### Record list
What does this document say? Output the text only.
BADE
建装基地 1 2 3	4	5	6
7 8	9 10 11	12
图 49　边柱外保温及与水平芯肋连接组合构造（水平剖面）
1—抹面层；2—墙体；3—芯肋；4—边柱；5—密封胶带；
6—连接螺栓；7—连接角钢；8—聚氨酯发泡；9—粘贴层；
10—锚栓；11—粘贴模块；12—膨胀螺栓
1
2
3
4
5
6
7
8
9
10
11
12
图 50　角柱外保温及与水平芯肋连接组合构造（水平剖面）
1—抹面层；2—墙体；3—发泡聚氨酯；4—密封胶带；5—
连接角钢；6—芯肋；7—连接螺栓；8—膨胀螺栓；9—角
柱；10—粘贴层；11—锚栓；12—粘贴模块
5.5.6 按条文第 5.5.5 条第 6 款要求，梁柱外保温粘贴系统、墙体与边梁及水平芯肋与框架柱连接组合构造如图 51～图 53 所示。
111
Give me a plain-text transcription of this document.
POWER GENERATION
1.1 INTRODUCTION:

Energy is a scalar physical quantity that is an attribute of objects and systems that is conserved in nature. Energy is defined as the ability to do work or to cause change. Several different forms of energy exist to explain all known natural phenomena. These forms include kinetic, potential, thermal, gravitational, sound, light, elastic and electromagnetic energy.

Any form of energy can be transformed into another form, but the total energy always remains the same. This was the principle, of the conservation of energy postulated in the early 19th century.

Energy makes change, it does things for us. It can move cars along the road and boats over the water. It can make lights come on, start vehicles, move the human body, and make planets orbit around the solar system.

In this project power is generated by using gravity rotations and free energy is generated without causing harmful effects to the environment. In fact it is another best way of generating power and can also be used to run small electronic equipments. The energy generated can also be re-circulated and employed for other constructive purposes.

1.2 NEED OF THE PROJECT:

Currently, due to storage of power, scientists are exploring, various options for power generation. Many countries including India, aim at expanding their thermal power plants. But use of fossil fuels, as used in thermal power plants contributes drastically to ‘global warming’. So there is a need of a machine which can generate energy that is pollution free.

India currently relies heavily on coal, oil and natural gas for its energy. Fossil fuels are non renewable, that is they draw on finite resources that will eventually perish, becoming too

### What the task asks
Every line of the data above should be copied exactly.

### Solution for this task
What does this document say? Output the text only.
BADE
建装基地 1 2 3	4	5	6
7 8	9 10 11	12
图 49　边柱外保温及与水平芯肋连接组合构造（水平剖面）
1—抹面层；2—墙体；3—芯肋；4—边柱；5—密封胶带；
6—连接螺栓；7—连接角钢；8—聚氨酯发泡；9—粘贴层；
10—锚栓；11—粘贴模块；12—膨胀螺栓
1
2
3
4
5
6
7
8
9
10
11
12
图 50　角柱外保温及与水平芯肋连接组合构造（水平剖面）
1—抹面层；2—墙体；3—发泡聚氨酯；4—密封胶带；5—
连接角钢；6—芯肋；7—连接螺栓；8—膨胀螺栓；9—角
柱；10—粘贴层；11—锚栓；12—粘贴模块
5.5.6 按条文第 5.5.5 条第 6 款要求，梁柱外保温粘贴系统、墙体与边梁及水平芯肋与框架柱连接组合构造如图 51～图 53 所示。
111
Give me a plain-text transcription of this document.
POWER GENERATION
1.1 INTRODUCTION:

Energy is a scalar physical quantity that is an attribute of objects and systems that is conserved in nature. Energy is defined as the ability to do work or to cause change. Several different forms of energy exist to explain all known natural phenomena. These forms include kinetic, potential, thermal, gravitational, sound, light, elastic and electromagnetic energy.

Any form of energy can be transformed into another form, but the total energy always remains the same. This was the principle, of the conservation of energy postulated in the early 19th century.

Energy makes change, it does things for us. It can move cars along the road and boats over the water. It can make lights come on, start vehicles, move the human body, and make planets orbit around the solar system.

In this project power is generated by using gravity rotations and free energy is generated without causing harmful effects to the environment. In fact it is another best way of generating power and can also be used to run small electronic equipments. The energy generated can also be re-circulated and employed for other constructive purposes.

1.2 NEED OF THE PROJECT:

Currently, due to storage of power, scientists are exploring, various options for power generation. Many countries including India, aim at expanding their thermal power plants. But use of fossil fuels, as used in thermal power plants contributes drastically to ‘global warming’. So there is a need of a machine which can generate energy that is pollution free.

India currently relies heavily on coal, oil and natural gas for its energy. Fossil fuels are non renewable, that is they draw on finite resources that will eventually perish, becoming too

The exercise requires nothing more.